PROBLEM STATEMENT:
Report every line in the listing that contains the string "text".

[start STORED RECORDS]

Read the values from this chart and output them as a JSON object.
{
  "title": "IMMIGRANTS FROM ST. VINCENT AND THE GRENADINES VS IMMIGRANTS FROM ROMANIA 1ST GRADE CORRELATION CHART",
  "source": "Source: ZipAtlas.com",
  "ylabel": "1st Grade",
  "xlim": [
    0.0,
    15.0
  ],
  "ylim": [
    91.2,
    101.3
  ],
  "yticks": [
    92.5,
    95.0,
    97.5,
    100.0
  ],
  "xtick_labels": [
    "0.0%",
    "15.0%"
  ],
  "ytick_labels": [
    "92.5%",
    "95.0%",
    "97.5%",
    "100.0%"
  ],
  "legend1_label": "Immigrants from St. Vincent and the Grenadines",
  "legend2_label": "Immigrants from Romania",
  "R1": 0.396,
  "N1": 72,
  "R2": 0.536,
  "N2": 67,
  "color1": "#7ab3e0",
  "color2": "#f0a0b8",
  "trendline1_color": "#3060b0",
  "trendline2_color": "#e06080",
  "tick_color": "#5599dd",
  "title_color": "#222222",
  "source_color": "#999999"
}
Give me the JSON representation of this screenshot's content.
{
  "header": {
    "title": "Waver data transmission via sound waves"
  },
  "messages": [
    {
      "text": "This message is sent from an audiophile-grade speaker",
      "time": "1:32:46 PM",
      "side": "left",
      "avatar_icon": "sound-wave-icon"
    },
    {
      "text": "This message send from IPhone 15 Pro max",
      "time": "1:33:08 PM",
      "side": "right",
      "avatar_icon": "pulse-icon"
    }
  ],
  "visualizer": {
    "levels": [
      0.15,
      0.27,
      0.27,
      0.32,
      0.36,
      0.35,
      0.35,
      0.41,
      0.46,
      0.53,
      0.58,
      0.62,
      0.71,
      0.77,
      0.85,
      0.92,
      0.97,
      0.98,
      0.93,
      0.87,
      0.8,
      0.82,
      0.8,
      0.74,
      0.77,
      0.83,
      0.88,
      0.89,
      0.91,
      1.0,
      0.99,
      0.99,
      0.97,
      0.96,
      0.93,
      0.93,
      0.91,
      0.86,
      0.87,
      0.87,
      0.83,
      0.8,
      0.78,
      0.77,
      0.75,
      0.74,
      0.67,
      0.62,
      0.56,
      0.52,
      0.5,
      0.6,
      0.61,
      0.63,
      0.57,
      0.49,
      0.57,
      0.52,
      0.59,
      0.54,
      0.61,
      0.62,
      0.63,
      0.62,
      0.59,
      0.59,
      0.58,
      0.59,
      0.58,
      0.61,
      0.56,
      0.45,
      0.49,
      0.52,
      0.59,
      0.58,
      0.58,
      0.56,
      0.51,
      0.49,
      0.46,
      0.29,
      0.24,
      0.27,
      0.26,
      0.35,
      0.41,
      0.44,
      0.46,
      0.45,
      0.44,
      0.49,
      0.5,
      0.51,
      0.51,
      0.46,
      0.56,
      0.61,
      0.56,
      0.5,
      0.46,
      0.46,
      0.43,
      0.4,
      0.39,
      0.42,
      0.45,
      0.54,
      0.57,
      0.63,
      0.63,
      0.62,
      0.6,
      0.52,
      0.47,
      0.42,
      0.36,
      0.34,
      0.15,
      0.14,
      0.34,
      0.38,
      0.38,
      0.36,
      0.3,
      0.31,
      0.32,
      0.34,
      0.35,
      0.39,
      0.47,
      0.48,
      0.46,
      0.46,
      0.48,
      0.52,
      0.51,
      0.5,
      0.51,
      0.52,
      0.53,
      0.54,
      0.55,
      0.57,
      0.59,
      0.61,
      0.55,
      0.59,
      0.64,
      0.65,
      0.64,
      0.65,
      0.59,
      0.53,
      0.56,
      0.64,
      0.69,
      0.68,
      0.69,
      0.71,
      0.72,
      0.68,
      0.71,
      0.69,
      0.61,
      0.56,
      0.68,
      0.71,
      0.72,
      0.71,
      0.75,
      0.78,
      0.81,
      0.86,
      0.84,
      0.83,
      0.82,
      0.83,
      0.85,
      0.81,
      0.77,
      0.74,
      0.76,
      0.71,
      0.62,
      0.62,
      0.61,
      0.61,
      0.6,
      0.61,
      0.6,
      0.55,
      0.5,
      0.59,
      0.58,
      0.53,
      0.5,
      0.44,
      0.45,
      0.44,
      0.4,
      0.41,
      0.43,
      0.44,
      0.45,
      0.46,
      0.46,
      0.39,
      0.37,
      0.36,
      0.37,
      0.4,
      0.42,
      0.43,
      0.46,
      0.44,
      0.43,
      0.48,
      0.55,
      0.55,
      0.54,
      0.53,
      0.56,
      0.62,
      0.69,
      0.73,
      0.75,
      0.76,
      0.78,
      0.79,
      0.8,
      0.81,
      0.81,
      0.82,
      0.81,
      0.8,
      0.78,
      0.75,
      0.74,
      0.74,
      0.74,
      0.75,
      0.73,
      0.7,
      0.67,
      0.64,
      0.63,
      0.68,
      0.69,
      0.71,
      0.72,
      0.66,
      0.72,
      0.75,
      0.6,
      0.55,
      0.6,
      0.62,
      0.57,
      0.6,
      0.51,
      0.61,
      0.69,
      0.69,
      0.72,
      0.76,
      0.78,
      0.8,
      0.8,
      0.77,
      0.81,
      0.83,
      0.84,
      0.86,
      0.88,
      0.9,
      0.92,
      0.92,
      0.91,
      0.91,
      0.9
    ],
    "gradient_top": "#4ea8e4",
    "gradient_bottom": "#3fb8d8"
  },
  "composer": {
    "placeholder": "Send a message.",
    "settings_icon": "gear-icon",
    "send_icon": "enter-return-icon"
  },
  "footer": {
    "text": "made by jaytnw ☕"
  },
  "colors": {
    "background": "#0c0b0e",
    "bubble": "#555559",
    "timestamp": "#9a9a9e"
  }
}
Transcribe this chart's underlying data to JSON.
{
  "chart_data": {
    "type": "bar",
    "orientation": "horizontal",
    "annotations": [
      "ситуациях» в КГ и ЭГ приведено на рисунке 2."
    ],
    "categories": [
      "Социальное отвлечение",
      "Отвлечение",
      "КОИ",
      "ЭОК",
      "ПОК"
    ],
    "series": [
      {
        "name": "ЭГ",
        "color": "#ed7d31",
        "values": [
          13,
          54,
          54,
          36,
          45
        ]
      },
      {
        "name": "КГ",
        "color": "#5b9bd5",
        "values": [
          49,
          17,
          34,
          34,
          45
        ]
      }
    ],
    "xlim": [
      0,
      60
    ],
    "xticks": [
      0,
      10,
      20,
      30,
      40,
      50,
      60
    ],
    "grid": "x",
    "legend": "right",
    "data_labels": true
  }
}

[end STORED RECORDS]

REPLY:
      "text": "This message is sent from an audiophile-grade speaker",
      "text": "This message send from IPhone 15 Pro max",
    "text": "made by jaytnw ☕"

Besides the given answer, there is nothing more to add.